Dataset extract:
□ □ □ □ □ □ □

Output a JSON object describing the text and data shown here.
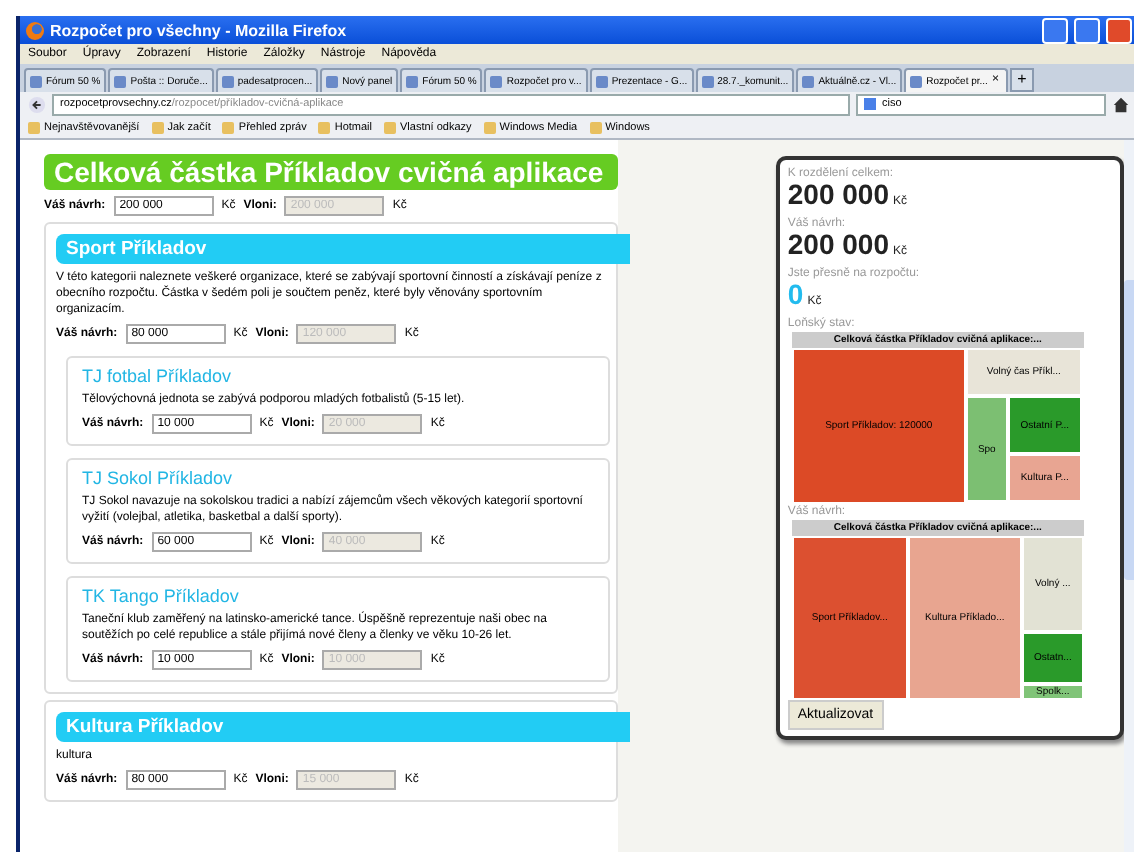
{
  "window": {
    "title": "Rozpočet pro všechny - Mozilla Firefox"
  },
  "menu": [
    "Soubor",
    "Úpravy",
    "Zobrazení",
    "Historie",
    "Záložky",
    "Nástroje",
    "Nápověda"
  ],
  "tabs": [
    {
      "label": "Fórum 50 %",
      "selected": false
    },
    {
      "label": "Pošta :: Doruče...",
      "selected": false
    },
    {
      "label": "padesatprocen...",
      "selected": false
    },
    {
      "label": "Nový panel",
      "selected": false
    },
    {
      "label": "Fórum 50 %",
      "selected": false
    },
    {
      "label": "Rozpočet pro v...",
      "selected": false
    },
    {
      "label": "Prezentace - G...",
      "selected": false
    },
    {
      "label": "28.7._komunit...",
      "selected": false
    },
    {
      "label": "Aktuálně.cz - Vl...",
      "selected": false
    },
    {
      "label": "Rozpočet pr...",
      "selected": true,
      "close": "×"
    }
  ],
  "new_tab": "+",
  "address": {
    "host": "rozpocetprovsechny.cz",
    "path": "/rozpocet/příkladov-cvičná-aplikace"
  },
  "search": {
    "value": "ciso"
  },
  "bookmarks": [
    "Nejnavštěvovanější",
    "Jak začít",
    "Přehled zpráv",
    "Hotmail",
    "Vlastní odkazy",
    "Windows Media",
    "Windows"
  ],
  "page": {
    "title": "Celková částka Příkladov cvičná aplikace",
    "proposal": {
      "label": "Váš návrh:",
      "value": "200 000",
      "unit": "Kč",
      "last_label": "Vloni:",
      "last_value": "200 000",
      "last_unit": "Kč"
    },
    "categories": [
      {
        "title": "Sport Příkladov",
        "description": "V této kategorii naleznete veškeré organizace, které se zabývají sportovní činností a získávají peníze z obecního rozpočtu. Částka v šedém poli je součtem peněz, které byly věnovány sportovním organizacím.",
        "proposal": {
          "label": "Váš návrh:",
          "value": "80 000",
          "unit": "Kč",
          "last_label": "Vloni:",
          "last_value": "120 000",
          "last_unit": "Kč"
        },
        "organizations": [
          {
            "title": "TJ fotbal Příkladov",
            "description": "Tělovýchovná jednota se zabývá podporou mladých fotbalistů (5-15 let).",
            "proposal": {
              "label": "Váš návrh:",
              "value": "10 000",
              "unit": "Kč",
              "last_label": "Vloni:",
              "last_value": "20 000",
              "last_unit": "Kč"
            }
          },
          {
            "title": "TJ Sokol Příkladov",
            "description": "TJ Sokol navazuje na sokolskou tradici a nabízí zájemcům všech věkových kategorií sportovní vyžití (volejbal, atletika, basketbal a další sporty).",
            "proposal": {
              "label": "Váš návrh:",
              "value": "60 000",
              "unit": "Kč",
              "last_label": "Vloni:",
              "last_value": "40 000",
              "last_unit": "Kč"
            }
          },
          {
            "title": "TK Tango Příkladov",
            "description": "Taneční klub zaměřený na latinsko-americké tance. Úspěšně reprezentuje naši obec na soutěžích po celé republice a stále přijímá nové členy a členky ve věku 10-26 let.",
            "proposal": {
              "label": "Váš návrh:",
              "value": "10 000",
              "unit": "Kč",
              "last_label": "Vloni:",
              "last_value": "10 000",
              "last_unit": "Kč"
            }
          }
        ]
      },
      {
        "title": "Kultura Příkladov",
        "description": "kultura",
        "proposal": {
          "label": "Váš návrh:",
          "value": "80 000",
          "unit": "Kč",
          "last_label": "Vloni:",
          "last_value": "15 000",
          "last_unit": "Kč"
        }
      }
    ]
  },
  "summary": {
    "total_label": "K rozdělení celkem:",
    "total": "200 000",
    "total_unit": "Kč",
    "proposal_label": "Váš návrh:",
    "proposal": "200 000",
    "proposal_unit": "Kč",
    "balance_label": "Jste přesně na rozpočtu:",
    "balance": "0",
    "balance_unit": "Kč",
    "treemaps": [
      {
        "label": "Loňský stav:",
        "header": "Celková částka Příkladov cvičná aplikace:...",
        "cells": [
          {
            "label": "Sport Příkladov: 120000",
            "color": "#dc4a26"
          },
          {
            "label": "Volný čas Příkl...",
            "color": "#e8e4d8"
          },
          {
            "label": "Spo",
            "color": "#7cbf72"
          },
          {
            "label": "Ostatní P...",
            "color": "#2a9a2a"
          },
          {
            "label": "Kultura P...",
            "color": "#e8a592"
          }
        ]
      },
      {
        "label": "Váš návrh:",
        "header": "Celková částka Příkladov cvičná aplikace:...",
        "cells": [
          {
            "label": "Sport Příkladov...",
            "color": "#dc5030"
          },
          {
            "label": "Kultura Příklado...",
            "color": "#e8a590"
          },
          {
            "label": "Volný ...",
            "color": "#e2e2d4"
          },
          {
            "label": "Ostatn...",
            "color": "#2a9a2a"
          },
          {
            "label": "Spolk...",
            "color": "#80c478"
          }
        ]
      }
    ],
    "button": "Aktualizovat"
  }
}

□ □ □ □ □ □ □

Written request:
Pull every line containing "aplikace" from the data.

Reply:
    "path": "/rozpocet/příkladov-cvičná-aplikace"
    "title": "Celková částka Příkladov cvičná aplikace",
        "header": "Celková částka Příkladov cvičná aplikace:...",
        "header": "Celková částka Příkladov cvičná aplikace:...",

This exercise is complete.